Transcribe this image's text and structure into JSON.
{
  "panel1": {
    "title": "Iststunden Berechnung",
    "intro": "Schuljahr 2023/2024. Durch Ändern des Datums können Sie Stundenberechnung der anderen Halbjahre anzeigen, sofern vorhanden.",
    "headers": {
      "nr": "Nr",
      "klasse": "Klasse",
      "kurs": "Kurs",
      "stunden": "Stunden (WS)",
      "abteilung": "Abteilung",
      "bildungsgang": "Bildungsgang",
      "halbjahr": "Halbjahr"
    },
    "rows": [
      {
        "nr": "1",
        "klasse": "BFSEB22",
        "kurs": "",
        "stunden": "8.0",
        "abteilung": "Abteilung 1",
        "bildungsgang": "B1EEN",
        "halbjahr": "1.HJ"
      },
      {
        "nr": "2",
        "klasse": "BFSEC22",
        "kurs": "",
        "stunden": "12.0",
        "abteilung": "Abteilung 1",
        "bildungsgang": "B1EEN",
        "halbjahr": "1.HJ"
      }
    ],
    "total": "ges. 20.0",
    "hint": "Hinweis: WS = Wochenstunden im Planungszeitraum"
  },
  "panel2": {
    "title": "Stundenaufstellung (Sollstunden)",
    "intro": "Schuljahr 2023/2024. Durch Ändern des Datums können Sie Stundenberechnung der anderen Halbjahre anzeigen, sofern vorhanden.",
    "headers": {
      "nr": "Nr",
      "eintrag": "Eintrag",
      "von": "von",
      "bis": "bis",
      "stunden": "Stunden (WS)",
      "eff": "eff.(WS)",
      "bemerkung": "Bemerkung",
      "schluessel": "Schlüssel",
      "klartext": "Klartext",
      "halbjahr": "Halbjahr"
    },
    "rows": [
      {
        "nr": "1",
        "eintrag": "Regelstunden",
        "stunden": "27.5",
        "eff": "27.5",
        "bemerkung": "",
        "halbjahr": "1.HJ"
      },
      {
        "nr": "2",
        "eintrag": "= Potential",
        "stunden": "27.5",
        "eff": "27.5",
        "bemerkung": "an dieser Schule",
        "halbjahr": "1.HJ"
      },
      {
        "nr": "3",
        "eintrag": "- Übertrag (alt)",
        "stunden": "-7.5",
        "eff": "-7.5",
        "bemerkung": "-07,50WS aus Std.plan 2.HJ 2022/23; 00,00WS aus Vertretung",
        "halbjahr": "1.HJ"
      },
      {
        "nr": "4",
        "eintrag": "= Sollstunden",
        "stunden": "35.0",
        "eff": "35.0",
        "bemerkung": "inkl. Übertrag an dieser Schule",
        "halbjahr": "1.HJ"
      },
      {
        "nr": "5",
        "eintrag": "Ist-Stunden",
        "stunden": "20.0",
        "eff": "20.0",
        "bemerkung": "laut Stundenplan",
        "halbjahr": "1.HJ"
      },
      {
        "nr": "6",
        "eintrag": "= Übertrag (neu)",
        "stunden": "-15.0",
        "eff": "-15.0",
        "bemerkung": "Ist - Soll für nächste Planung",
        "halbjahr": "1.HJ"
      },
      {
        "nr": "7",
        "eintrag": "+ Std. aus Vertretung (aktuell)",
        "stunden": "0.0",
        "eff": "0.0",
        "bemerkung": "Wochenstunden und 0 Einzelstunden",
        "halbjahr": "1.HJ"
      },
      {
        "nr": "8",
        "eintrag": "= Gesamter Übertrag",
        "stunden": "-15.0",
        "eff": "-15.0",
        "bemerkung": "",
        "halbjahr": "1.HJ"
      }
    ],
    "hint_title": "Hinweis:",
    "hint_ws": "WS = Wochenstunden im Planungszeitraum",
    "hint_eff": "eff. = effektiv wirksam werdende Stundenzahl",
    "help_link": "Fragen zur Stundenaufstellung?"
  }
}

========

* _Task statement_
Transcribe the data. Leave every line exactly as it is.

* _Problem solution_
Transcribe this image's text and structure into JSON.
{
  "panel1": {
    "title": "Iststunden Berechnung",
    "intro": "Schuljahr 2023/2024. Durch Ändern des Datums können Sie Stundenberechnung der anderen Halbjahre anzeigen, sofern vorhanden.",
    "headers": {
      "nr": "Nr",
      "klasse": "Klasse",
      "kurs": "Kurs",
      "stunden": "Stunden (WS)",
      "abteilung": "Abteilung",
      "bildungsgang": "Bildungsgang",
      "halbjahr": "Halbjahr"
    },
    "rows": [
      {
        "nr": "1",
        "klasse": "BFSEB22",
        "kurs": "",
        "stunden": "8.0",
        "abteilung": "Abteilung 1",
        "bildungsgang": "B1EEN",
        "halbjahr": "1.HJ"
      },
      {
        "nr": "2",
        "klasse": "BFSEC22",
        "kurs": "",
        "stunden": "12.0",
        "abteilung": "Abteilung 1",
        "bildungsgang": "B1EEN",
        "halbjahr": "1.HJ"
      }
    ],
    "total": "ges. 20.0",
    "hint": "Hinweis: WS = Wochenstunden im Planungszeitraum"
  },
  "panel2": {
    "title": "Stundenaufstellung (Sollstunden)",
    "intro": "Schuljahr 2023/2024. Durch Ändern des Datums können Sie Stundenberechnung der anderen Halbjahre anzeigen, sofern vorhanden.",
    "headers": {
      "nr": "Nr",
      "eintrag": "Eintrag",
      "von": "von",
      "bis": "bis",
      "stunden": "Stunden (WS)",
      "eff": "eff.(WS)",
      "bemerkung": "Bemerkung",
      "schluessel": "Schlüssel",
      "klartext": "Klartext",
      "halbjahr": "Halbjahr"
    },
    "rows": [
      {
        "nr": "1",
        "eintrag": "Regelstunden",
        "stunden": "27.5",
        "eff": "27.5",
        "bemerkung": "",
        "halbjahr": "1.HJ"
      },
      {
        "nr": "2",
        "eintrag": "= Potential",
        "stunden": "27.5",
        "eff": "27.5",
        "bemerkung": "an dieser Schule",
        "halbjahr": "1.HJ"
      },
      {
        "nr": "3",
        "eintrag": "- Übertrag (alt)",
        "stunden": "-7.5",
        "eff": "-7.5",
        "bemerkung": "-07,50WS aus Std.plan 2.HJ 2022/23; 00,00WS aus Vertretung",
        "halbjahr": "1.HJ"
      },
      {
        "nr": "4",
        "eintrag": "= Sollstunden",
        "stunden": "35.0",
        "eff": "35.0",
        "bemerkung": "inkl. Übertrag an dieser Schule",
        "halbjahr": "1.HJ"
      },
      {
        "nr": "5",
        "eintrag": "Ist-Stunden",
        "stunden": "20.0",
        "eff": "20.0",
        "bemerkung": "laut Stundenplan",
        "halbjahr": "1.HJ"
      },
      {
        "nr": "6",
        "eintrag": "= Übertrag (neu)",
        "stunden": "-15.0",
        "eff": "-15.0",
        "bemerkung": "Ist - Soll für nächste Planung",
        "halbjahr": "1.HJ"
      },
      {
        "nr": "7",
        "eintrag": "+ Std. aus Vertretung (aktuell)",
        "stunden": "0.0",
        "eff": "0.0",
        "bemerkung": "Wochenstunden und 0 Einzelstunden",
        "halbjahr": "1.HJ"
      },
      {
        "nr": "8",
        "eintrag": "= Gesamter Übertrag",
        "stunden": "-15.0",
        "eff": "-15.0",
        "bemerkung": "",
        "halbjahr": "1.HJ"
      }
    ],
    "hint_title": "Hinweis:",
    "hint_ws": "WS = Wochenstunden im Planungszeitraum",
    "hint_eff": "eff. = effektiv wirksam werdende Stundenzahl",
    "help_link": "Fragen zur Stundenaufstellung?"
  }
}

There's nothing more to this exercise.